To do: Copy out all lines in the data below containing the string "Incheckning".

Exercise data:
----------
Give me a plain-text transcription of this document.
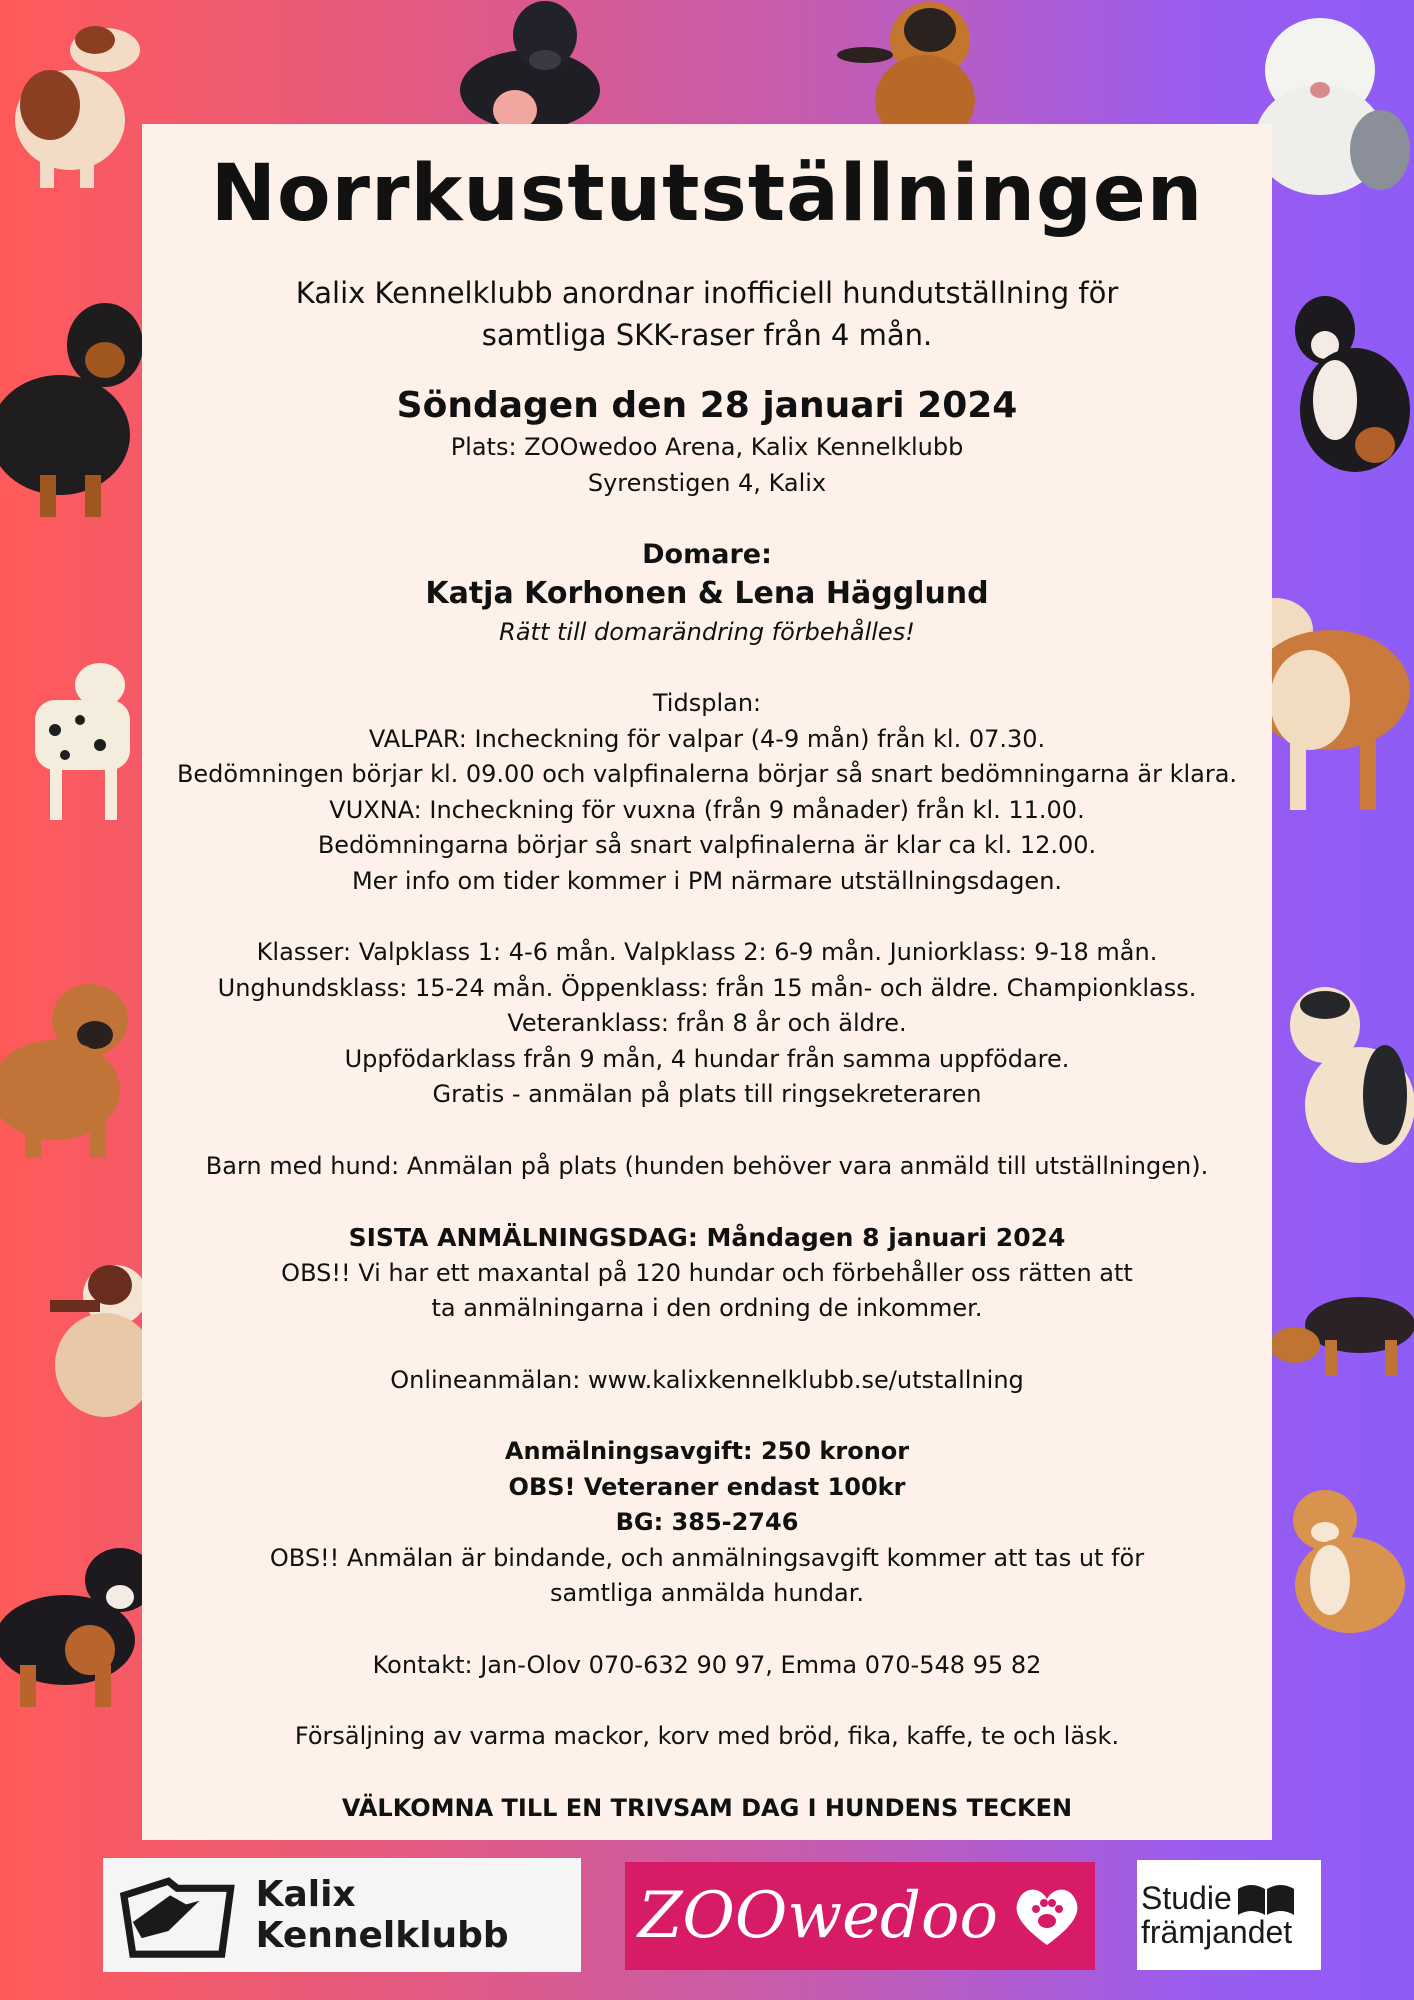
Norrkustutställningen
Kalix Kennelklubb anordnar inofficiell hundutställning för
samtliga SKK-raser från 4 mån.
Söndagen den 28 januari 2024
Plats: ZOOwedoo Arena, Kalix Kennelklubb
Syrenstigen 4, Kalix
Domare:
Katja Korhonen & Lena Hägglund
Rätt till domarändring förbehålles!
Tidsplan:
VALPAR: Incheckning för valpar (4-9 mån) från kl. 07.30.
Bedömningen börjar kl. 09.00 och valpfinalerna börjar så snart bedömningarna är klara.
VUXNA: Incheckning för vuxna (från 9 månader) från kl. 11.00.
Bedömningarna börjar så snart valpfinalerna är klar ca kl. 12.00.
Mer info om tider kommer i PM närmare utställningsdagen.
Klasser: Valpklass 1: 4-6 mån. Valpklass 2: 6-9 mån. Juniorklass: 9-18 mån.
Unghundsklass: 15-24 mån. Öppenklass: från 15 mån- och äldre. Championklass.
Veteranklass: från 8 år och äldre.
Uppfödarklass från 9 mån, 4 hundar från samma uppfödare.
Gratis - anmälan på plats till ringsekreteraren
Barn med hund: Anmälan på plats (hunden behöver vara anmäld till utställningen).
SISTA ANMÄLNINGSDAG: Måndagen 8 januari 2024
OBS!! Vi har ett maxantal på 120 hundar och förbehåller oss rätten att
ta anmälningarna i den ordning de inkommer.
Onlineanmälan: www.kalixkennelklubb.se/utstallning
Anmälningsavgift: 250 kronor
OBS! Veteraner endast 100kr
BG: 385-2746
OBS!! Anmälan är bindande, och anmälningsavgift kommer att tas ut för
samtliga anmälda hundar.
Kontakt: Jan-Olov 070-632 90 97, Emma 070-548 95 82
Försäljning av varma mackor, korv med bröd, fika, kaffe, te och läsk.
VÄLKOMNA TILL EN TRIVSAM DAG I HUNDENS TECKEN
Kalix Kennelklubb	ZOOwedoo	Studie
främjandet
----------
Exercise result:
VALPAR: Incheckning för valpar (4-9 mån) från kl. 07.30.
VUXNA: Incheckning för vuxna (från 9 månader) från kl. 11.00.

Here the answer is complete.